• [What this task involves] Exclude all pictures, then copy each of the records exactly as written.

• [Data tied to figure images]
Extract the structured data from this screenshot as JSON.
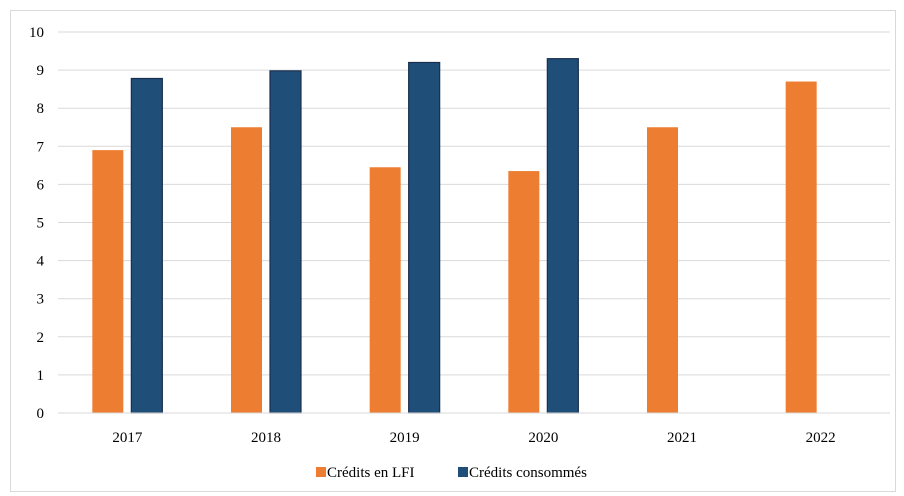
{
  "chart_data": {
    "type": "bar",
    "title": "",
    "xlabel": "",
    "ylabel": "",
    "categories": [
      "2017",
      "2018",
      "2019",
      "2020",
      "2021",
      "2022"
    ],
    "series": [
      {
        "name": "Crédits en LFI",
        "color": "#ed7d31",
        "values": [
          6.9,
          7.5,
          6.45,
          6.35,
          7.5,
          8.7
        ]
      },
      {
        "name": "Crédits consommés",
        "color": "#1f4e79",
        "values": [
          8.78,
          8.98,
          9.2,
          9.3,
          null,
          null
        ]
      }
    ],
    "ylim": [
      0,
      10
    ],
    "yticks": [
      "0",
      "1",
      "2",
      "3",
      "4",
      "5",
      "6",
      "7",
      "8",
      "9",
      "10"
    ],
    "grid": true,
    "legend_position": "bottom"
  }
}
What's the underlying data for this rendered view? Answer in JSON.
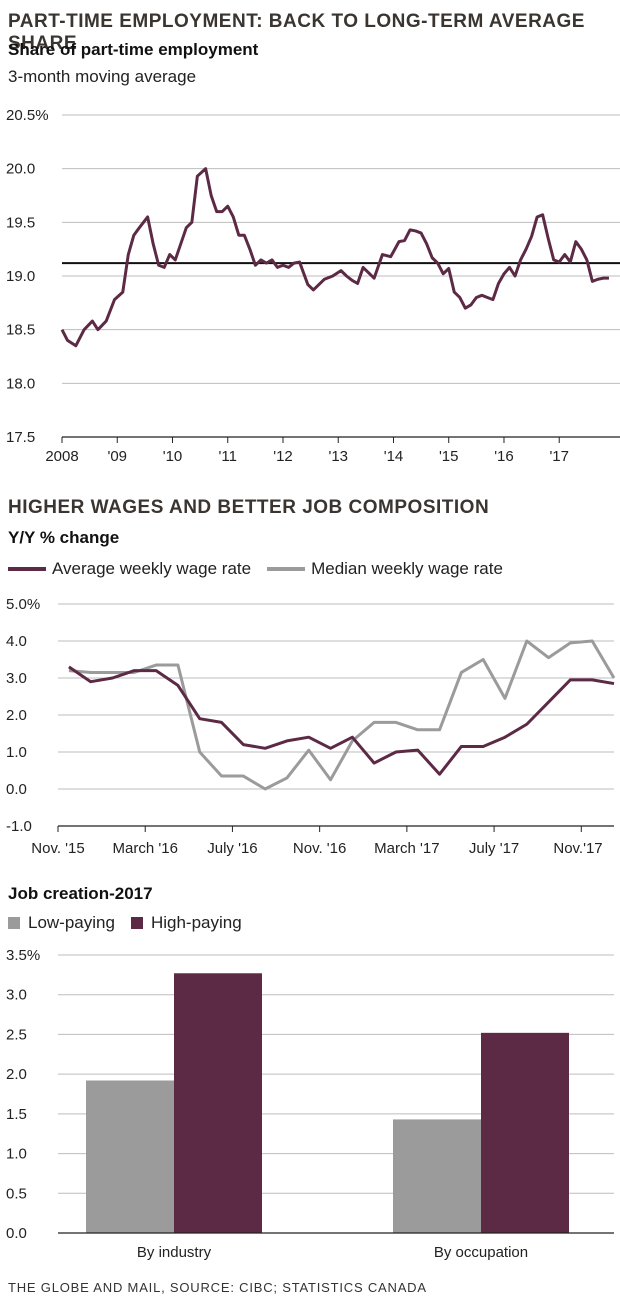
{
  "colors": {
    "purple": "#5c2a45",
    "gray": "#9b9b9b",
    "grid": "#bdbdbd"
  },
  "chart_data": [
    {
      "type": "line",
      "title": "PART-TIME EMPLOYMENT: BACK TO LONG-TERM AVERAGE SHARE",
      "subtitle": "Share of part-time employment",
      "note": "3-month moving average",
      "ylim": [
        17.5,
        20.5
      ],
      "yticks": [
        "20.5%",
        "20.0",
        "19.5",
        "19.0",
        "18.5",
        "18.0",
        "17.5"
      ],
      "xlim": [
        2008,
        2018.1
      ],
      "xticks": [
        "2008",
        "'09",
        "'10",
        "'11",
        "'12",
        "'13",
        "'14",
        "'15",
        "'16",
        "'17"
      ],
      "reference_line": 19.12,
      "grid": true,
      "series": [
        {
          "x": [
            2008.0,
            2008.1,
            2008.25,
            2008.4,
            2008.55,
            2008.65,
            2008.8,
            2008.95,
            2009.1,
            2009.2,
            2009.3,
            2009.4,
            2009.55,
            2009.65,
            2009.75,
            2009.85,
            2009.95,
            2010.05,
            2010.15,
            2010.25,
            2010.35,
            2010.45,
            2010.6,
            2010.7,
            2010.8,
            2010.9,
            2011.0,
            2011.1,
            2011.2,
            2011.3,
            2011.4,
            2011.5,
            2011.6,
            2011.7,
            2011.8,
            2011.9,
            2012.0,
            2012.1,
            2012.2,
            2012.3,
            2012.45,
            2012.55,
            2012.65,
            2012.75,
            2012.9,
            2013.05,
            2013.15,
            2013.25,
            2013.35,
            2013.45,
            2013.55,
            2013.65,
            2013.8,
            2013.95,
            2014.1,
            2014.2,
            2014.3,
            2014.4,
            2014.5,
            2014.6,
            2014.7,
            2014.8,
            2014.9,
            2015.0,
            2015.1,
            2015.2,
            2015.3,
            2015.4,
            2015.5,
            2015.6,
            2015.7,
            2015.8,
            2015.9,
            2016.0,
            2016.1,
            2016.2,
            2016.3,
            2016.4,
            2016.5,
            2016.6,
            2016.7,
            2016.8,
            2016.9,
            2017.0,
            2017.1,
            2017.2,
            2017.3,
            2017.4,
            2017.5,
            2017.6,
            2017.7,
            2017.8,
            2017.9
          ],
          "values": [
            18.5,
            18.4,
            18.35,
            18.5,
            18.58,
            18.5,
            18.58,
            18.78,
            18.85,
            19.2,
            19.38,
            19.45,
            19.55,
            19.3,
            19.1,
            19.08,
            19.2,
            19.15,
            19.3,
            19.45,
            19.5,
            19.93,
            20.0,
            19.75,
            19.6,
            19.6,
            19.65,
            19.55,
            19.38,
            19.38,
            19.25,
            19.1,
            19.15,
            19.12,
            19.15,
            19.08,
            19.1,
            19.08,
            19.12,
            19.13,
            18.92,
            18.87,
            18.92,
            18.97,
            19.0,
            19.05,
            19.0,
            18.96,
            18.93,
            19.08,
            19.03,
            18.98,
            19.2,
            19.18,
            19.32,
            19.33,
            19.43,
            19.42,
            19.4,
            19.3,
            19.17,
            19.12,
            19.02,
            19.07,
            18.85,
            18.8,
            18.7,
            18.73,
            18.8,
            18.82,
            18.8,
            18.78,
            18.93,
            19.02,
            19.08,
            19.0,
            19.15,
            19.25,
            19.37,
            19.55,
            19.57,
            19.35,
            19.15,
            19.13,
            19.2,
            19.13,
            19.32,
            19.25,
            19.15,
            18.95,
            18.97,
            18.98,
            18.98
          ]
        }
      ]
    },
    {
      "type": "line",
      "title": "HIGHER WAGES AND BETTER JOB COMPOSITION",
      "subtitle": "Y/Y % change",
      "ylim": [
        -1.0,
        5.0
      ],
      "yticks": [
        "5.0%",
        "4.0",
        "3.0",
        "2.0",
        "1.0",
        "0.0",
        "-1.0"
      ],
      "xticks": [
        "Nov. '15",
        "March '16",
        "July '16",
        "Nov. '16",
        "March '17",
        "July '17",
        "Nov.'17"
      ],
      "xtick_positions": [
        0,
        4,
        8,
        12,
        16,
        20,
        24
      ],
      "xlim": [
        0,
        25.5
      ],
      "grid": true,
      "series": [
        {
          "name": "Average weekly wage rate",
          "color": "#5c2a45",
          "x": [
            0.5,
            1.5,
            2.5,
            3.5,
            4.5,
            5.5,
            6.5,
            7.5,
            8.5,
            9.5,
            10.5,
            11.5,
            12.5,
            13.5,
            14.5,
            15.5,
            16.5,
            17.5,
            18.5,
            19.5,
            20.5,
            21.5,
            22.5,
            23.5,
            24.5,
            25.5
          ],
          "values": [
            3.3,
            2.9,
            3.0,
            3.2,
            3.2,
            2.8,
            1.9,
            1.8,
            1.2,
            1.1,
            1.3,
            1.4,
            1.1,
            1.4,
            0.7,
            1.0,
            1.05,
            0.4,
            1.15,
            1.15,
            1.4,
            1.75,
            2.35,
            2.95,
            2.95,
            2.85
          ]
        },
        {
          "name": "Median weekly wage rate",
          "color": "#9b9b9b",
          "x": [
            0.5,
            1.5,
            2.5,
            3.5,
            4.5,
            5.5,
            6.5,
            7.5,
            8.5,
            9.5,
            10.5,
            11.5,
            12.5,
            13.5,
            14.5,
            15.5,
            16.5,
            17.5,
            18.5,
            19.5,
            20.5,
            21.5,
            22.5,
            23.5,
            24.5,
            25.5
          ],
          "values": [
            3.2,
            3.15,
            3.15,
            3.15,
            3.35,
            3.35,
            1.0,
            0.35,
            0.35,
            0.0,
            0.3,
            1.05,
            0.25,
            1.3,
            1.8,
            1.8,
            1.6,
            1.6,
            3.15,
            3.5,
            2.45,
            4.0,
            3.55,
            3.95,
            4.0,
            3.0
          ]
        }
      ]
    },
    {
      "type": "bar",
      "title": "Job creation-2017",
      "categories": [
        "By industry",
        "By occupation"
      ],
      "ylim": [
        0,
        3.5
      ],
      "yticks": [
        "3.5%",
        "3.0",
        "2.5",
        "2.0",
        "1.5",
        "1.0",
        "0.5",
        "0.0"
      ],
      "grid": true,
      "series": [
        {
          "name": "Low-paying",
          "color": "#9b9b9b",
          "values": [
            1.92,
            1.43
          ]
        },
        {
          "name": "High-paying",
          "color": "#5c2a45",
          "values": [
            3.27,
            2.52
          ]
        }
      ]
    }
  ],
  "footer": "THE GLOBE AND MAIL, SOURCE: CIBC; STATISTICS CANADA"
}
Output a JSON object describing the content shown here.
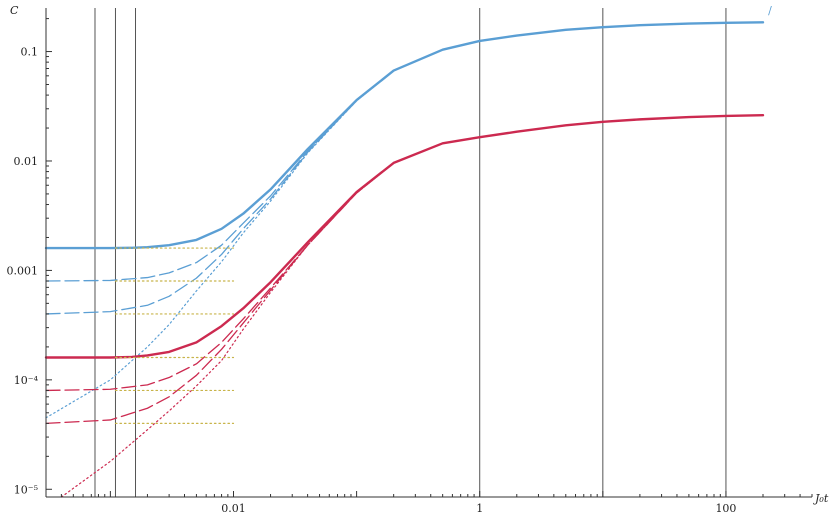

• [Task output]
Extract the structured data from this screenshot as JSON.
{
  "chart_data": {
    "type": "bar",
    "title": "",
    "xlabel": "",
    "ylabel": "",
    "categories": [
      "2017",
      "2018",
      "2019",
      "2020",
      "2021",
      "2022"
    ],
    "series": [
      {
        "name": "Crédits en LFI",
        "color": "#ed7d31",
        "values": [
          6.9,
          7.5,
          6.45,
          6.35,
          7.5,
          8.7
        ]
      },
      {
        "name": "Crédits consommés",
        "color": "#1f4e79",
        "values": [
          8.78,
          8.98,
          9.2,
          9.3,
          null,
          null
        ]
      }
    ],
    "ylim": [
      0,
      10
    ],
    "yticks": [
      "0",
      "1",
      "2",
      "3",
      "4",
      "5",
      "6",
      "7",
      "8",
      "9",
      "10"
    ],
    "grid": true,
    "legend_position": "bottom"
  }
}
What's the underlying data for this rendered view? Answer in JSON.
{
  "colors": {
    "purple": "#5c2a45",
    "gray": "#9b9b9b",
    "grid": "#bdbdbd"
  },
  "chart_data": [
    {
      "type": "line",
      "title": "PART-TIME EMPLOYMENT: BACK TO LONG-TERM AVERAGE SHARE",
      "subtitle": "Share of part-time employment",
      "note": "3-month moving average",
      "ylim": [
        17.5,
        20.5
      ],
      "yticks": [
        "20.5%",
        "20.0",
        "19.5",
        "19.0",
        "18.5",
        "18.0",
        "17.5"
      ],
      "xlim": [
        2008,
        2018.1
      ],
      "xticks": [
        "2008",
        "'09",
        "'10",
        "'11",
        "'12",
        "'13",
        "'14",
        "'15",
        "'16",
        "'17"
      ],
      "reference_line": 19.12,
      "grid": true,
      "series": [
        {
          "x": [
            2008.0,
            2008.1,
            2008.25,
            2008.4,
            2008.55,
            2008.65,
            2008.8,
            2008.95,
            2009.1,
            2009.2,
            2009.3,
            2009.4,
            2009.55,
            2009.65,
            2009.75,
            2009.85,
            2009.95,
            2010.05,
            2010.15,
            2010.25,
            2010.35,
            2010.45,
            2010.6,
            2010.7,
            2010.8,
            2010.9,
            2011.0,
            2011.1,
            2011.2,
            2011.3,
            2011.4,
            2011.5,
            2011.6,
            2011.7,
            2011.8,
            2011.9,
            2012.0,
            2012.1,
            2012.2,
            2012.3,
            2012.45,
            2012.55,
            2012.65,
            2012.75,
            2012.9,
            2013.05,
            2013.15,
            2013.25,
            2013.35,
            2013.45,
            2013.55,
            2013.65,
            2013.8,
            2013.95,
            2014.1,
            2014.2,
            2014.3,
            2014.4,
            2014.5,
            2014.6,
            2014.7,
            2014.8,
            2014.9,
            2015.0,
            2015.1,
            2015.2,
            2015.3,
            2015.4,
            2015.5,
            2015.6,
            2015.7,
            2015.8,
            2015.9,
            2016.0,
            2016.1,
            2016.2,
            2016.3,
            2016.4,
            2016.5,
            2016.6,
            2016.7,
            2016.8,
            2016.9,
            2017.0,
            2017.1,
            2017.2,
            2017.3,
            2017.4,
            2017.5,
            2017.6,
            2017.7,
            2017.8,
            2017.9
          ],
          "values": [
            18.5,
            18.4,
            18.35,
            18.5,
            18.58,
            18.5,
            18.58,
            18.78,
            18.85,
            19.2,
            19.38,
            19.45,
            19.55,
            19.3,
            19.1,
            19.08,
            19.2,
            19.15,
            19.3,
            19.45,
            19.5,
            19.93,
            20.0,
            19.75,
            19.6,
            19.6,
            19.65,
            19.55,
            19.38,
            19.38,
            19.25,
            19.1,
            19.15,
            19.12,
            19.15,
            19.08,
            19.1,
            19.08,
            19.12,
            19.13,
            18.92,
            18.87,
            18.92,
            18.97,
            19.0,
            19.05,
            19.0,
            18.96,
            18.93,
            19.08,
            19.03,
            18.98,
            19.2,
            19.18,
            19.32,
            19.33,
            19.43,
            19.42,
            19.4,
            19.3,
            19.17,
            19.12,
            19.02,
            19.07,
            18.85,
            18.8,
            18.7,
            18.73,
            18.8,
            18.82,
            18.8,
            18.78,
            18.93,
            19.02,
            19.08,
            19.0,
            19.15,
            19.25,
            19.37,
            19.55,
            19.57,
            19.35,
            19.15,
            19.13,
            19.2,
            19.13,
            19.32,
            19.25,
            19.15,
            18.95,
            18.97,
            18.98,
            18.98
          ]
        }
      ]
    },
    {
      "type": "line",
      "title": "HIGHER WAGES AND BETTER JOB COMPOSITION",
      "subtitle": "Y/Y % change",
      "ylim": [
        -1.0,
        5.0
      ],
      "yticks": [
        "5.0%",
        "4.0",
        "3.0",
        "2.0",
        "1.0",
        "0.0",
        "-1.0"
      ],
      "xticks": [
        "Nov. '15",
        "March '16",
        "July '16",
        "Nov. '16",
        "March '17",
        "July '17",
        "Nov.'17"
      ],
      "xtick_positions": [
        0,
        4,
        8,
        12,
        16,
        20,
        24
      ],
      "xlim": [
        0,
        25.5
      ],
      "grid": true,
      "series": [
        {
          "name": "Average weekly wage rate",
          "color": "#5c2a45",
          "x": [
            0.5,
            1.5,
            2.5,
            3.5,
            4.5,
            5.5,
            6.5,
            7.5,
            8.5,
            9.5,
            10.5,
            11.5,
            12.5,
            13.5,
            14.5,
            15.5,
            16.5,
            17.5,
            18.5,
            19.5,
            20.5,
            21.5,
            22.5,
            23.5,
            24.5,
            25.5
          ],
          "values": [
            3.3,
            2.9,
            3.0,
            3.2,
            3.2,
            2.8,
            1.9,
            1.8,
            1.2,
            1.1,
            1.3,
            1.4,
            1.1,
            1.4,
            0.7,
            1.0,
            1.05,
            0.4,
            1.15,
            1.15,
            1.4,
            1.75,
            2.35,
            2.95,
            2.95,
            2.85
          ]
        },
        {
          "name": "Median weekly wage rate",
          "color": "#9b9b9b",
          "x": [
            0.5,
            1.5,
            2.5,
            3.5,
            4.5,
            5.5,
            6.5,
            7.5,
            8.5,
            9.5,
            10.5,
            11.5,
            12.5,
            13.5,
            14.5,
            15.5,
            16.5,
            17.5,
            18.5,
            19.5,
            20.5,
            21.5,
            22.5,
            23.5,
            24.5,
            25.5
          ],
          "values": [
            3.2,
            3.15,
            3.15,
            3.15,
            3.35,
            3.35,
            1.0,
            0.35,
            0.35,
            0.0,
            0.3,
            1.05,
            0.25,
            1.3,
            1.8,
            1.8,
            1.6,
            1.6,
            3.15,
            3.5,
            2.45,
            4.0,
            3.55,
            3.95,
            4.0,
            3.0
          ]
        }
      ]
    },
    {
      "type": "bar",
      "title": "Job creation-2017",
      "categories": [
        "By industry",
        "By occupation"
      ],
      "ylim": [
        0,
        3.5
      ],
      "yticks": [
        "3.5%",
        "3.0",
        "2.5",
        "2.0",
        "1.5",
        "1.0",
        "0.5",
        "0.0"
      ],
      "grid": true,
      "series": [
        {
          "name": "Low-paying",
          "color": "#9b9b9b",
          "values": [
            1.92,
            1.43
          ]
        },
        {
          "name": "High-paying",
          "color": "#5c2a45",
          "values": [
            3.27,
            2.52
          ]
        }
      ]
    }
  ],
  "footer": "THE GLOBE AND MAIL, SOURCE: CIBC; STATISTICS CANADA"
}
Output a JSON object describing the content shown here.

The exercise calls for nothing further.